-- Extracted data start --

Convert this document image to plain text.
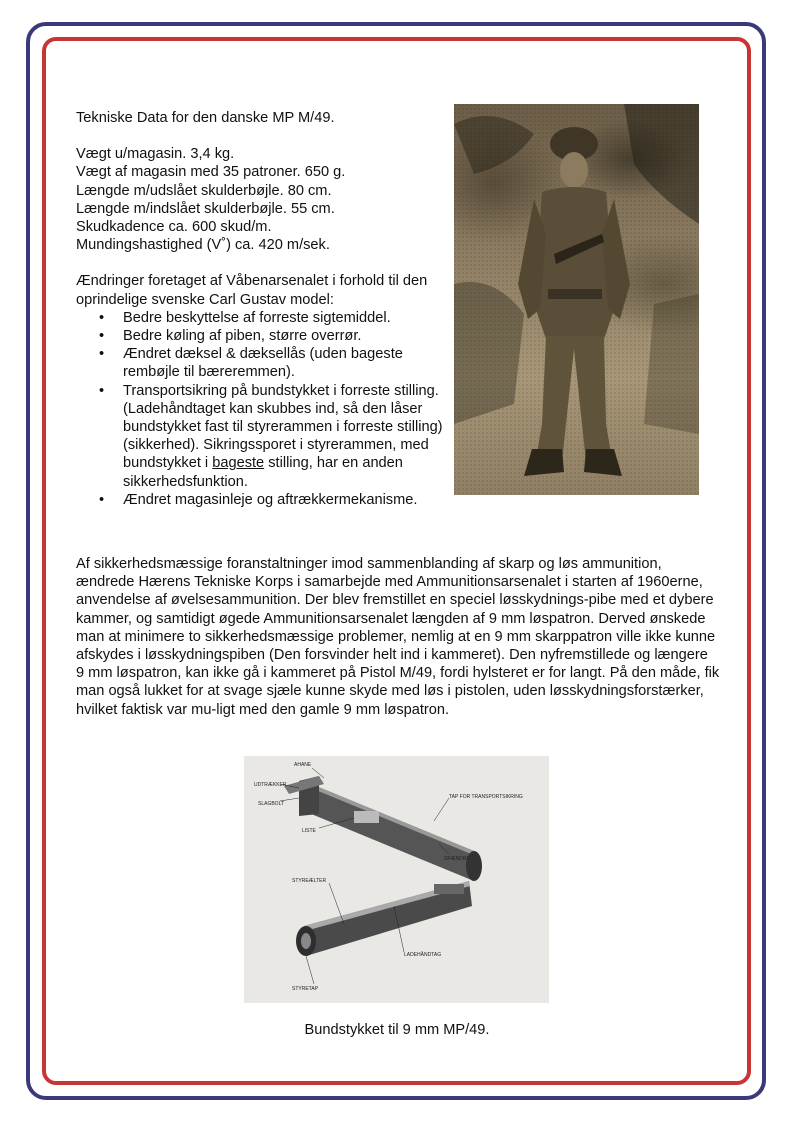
Tekniske Data for den danske MP M/49.

Vægt u/magasin. 3,4 kg.

Vægt af magasin med 35 patroner. 650 g.

Længde m/udslået skulderbøjle. 80 cm.

Længde m/indslået skulderbøjle. 55 cm.

Skudkadence ca. 600 skud/m.

Mundingshastighed (V˚) ca. 420 m/sek.

Ændringer foretaget af Våbenarsenalet i forhold til den oprindelige svenske Carl Gustav model:

• Bedre beskyttelse af forreste sigtemiddel.
• Bedre køling af piben, større overrør.
• Ændret dæksel & dæksellås (uden bageste rembøjle til bæreremmen).
• Transportsikring på bundstykket i forreste stilling. (Ladehåndtaget kan skubbes ind, så den låser bundstykket fast til styrerammen i forreste stilling) (sikkerhed). Sikringssporet i styrerammen, med bundstykket i bageste stilling, har en anden sikkerhedsfunktion.
• Ændret magasinleje og aftrækkermekanisme.
Af sikkerhedsmæssige foranstaltninger imod sammenblanding af skarp og løs ammunition, ændrede Hærens Tekniske Korps i samarbejde med Ammunitionsarsenalet i starten af 1960erne, anvendelse af øvelsesammunition. Der blev fremstillet en speciel løsskydnings-pibe med et dybere kammer, og samtidigt øgede Ammunitionsarsenalet længden af 9 mm løspatron. Derved ønskede man at minimere to sikkerhedsmæssige problemer, nemlig at en 9 mm skarppatron ville ikke kunne afskydes i løsskydningspiben (Den forsvinder helt ind i kammeret). Den nyfremstillede og længere 9 mm løspatron, kan ikke gå i kammeret på Pistol M/49, fordi hylsteret er for langt. På den måde, fik man også lukket for at svage sjæle kunne skyde med løs i pistolen, uden løsskydningsforstærker, hvilket faktisk var mu-ligt med den gamle 9 mm løspatron.
AHANE
UDTRÆKKER
SLAGBOLT
LISTE
TAP FOR TRANSPORTSIKRING
SPÆNDRC
STYREÆLTER
LADEHÅNDTAG
STYRETAP
Bundstykket til 9 mm MP/49.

-- Extracted data end --

**Stated problem:** Write out all the entries again, word for word, and print no images.

**Worked solution:**
Convert this document image to plain text.
Tekniske Data for den danske MP M/49.

Vægt u/magasin. 3,4 kg.

Vægt af magasin med 35 patroner. 650 g.

Længde m/udslået skulderbøjle. 80 cm.

Længde m/indslået skulderbøjle. 55 cm.

Skudkadence ca. 600 skud/m.

Mundingshastighed (V˚) ca. 420 m/sek.

Ændringer foretaget af Våbenarsenalet i forhold til den oprindelige svenske Carl Gustav model:

• Bedre beskyttelse af forreste sigtemiddel.
• Bedre køling af piben, større overrør.
• Ændret dæksel & dæksellås (uden bageste rembøjle til bæreremmen).
• Transportsikring på bundstykket i forreste stilling. (Ladehåndtaget kan skubbes ind, så den låser bundstykket fast til styrerammen i forreste stilling) (sikkerhed). Sikringssporet i styrerammen, med bundstykket i bageste stilling, har en anden sikkerhedsfunktion.
• Ændret magasinleje og aftrækkermekanisme.
Af sikkerhedsmæssige foranstaltninger imod sammenblanding af skarp og løs ammunition, ændrede Hærens Tekniske Korps i samarbejde med Ammunitionsarsenalet i starten af 1960erne, anvendelse af øvelsesammunition. Der blev fremstillet en speciel løsskydnings-pibe med et dybere kammer, og samtidigt øgede Ammunitionsarsenalet længden af 9 mm løspatron. Derved ønskede man at minimere to sikkerhedsmæssige problemer, nemlig at en 9 mm skarppatron ville ikke kunne afskydes i løsskydningspiben (Den forsvinder helt ind i kammeret). Den nyfremstillede og længere 9 mm løspatron, kan ikke gå i kammeret på Pistol M/49, fordi hylsteret er for langt. På den måde, fik man også lukket for at svage sjæle kunne skyde med løs i pistolen, uden løsskydningsforstærker, hvilket faktisk var mu-ligt med den gamle 9 mm løspatron.
AHANE
UDTRÆKKER
SLAGBOLT
LISTE
TAP FOR TRANSPORTSIKRING
SPÆNDRC
STYREÆLTER
LADEHÅNDTAG
STYRETAP
Bundstykket til 9 mm MP/49.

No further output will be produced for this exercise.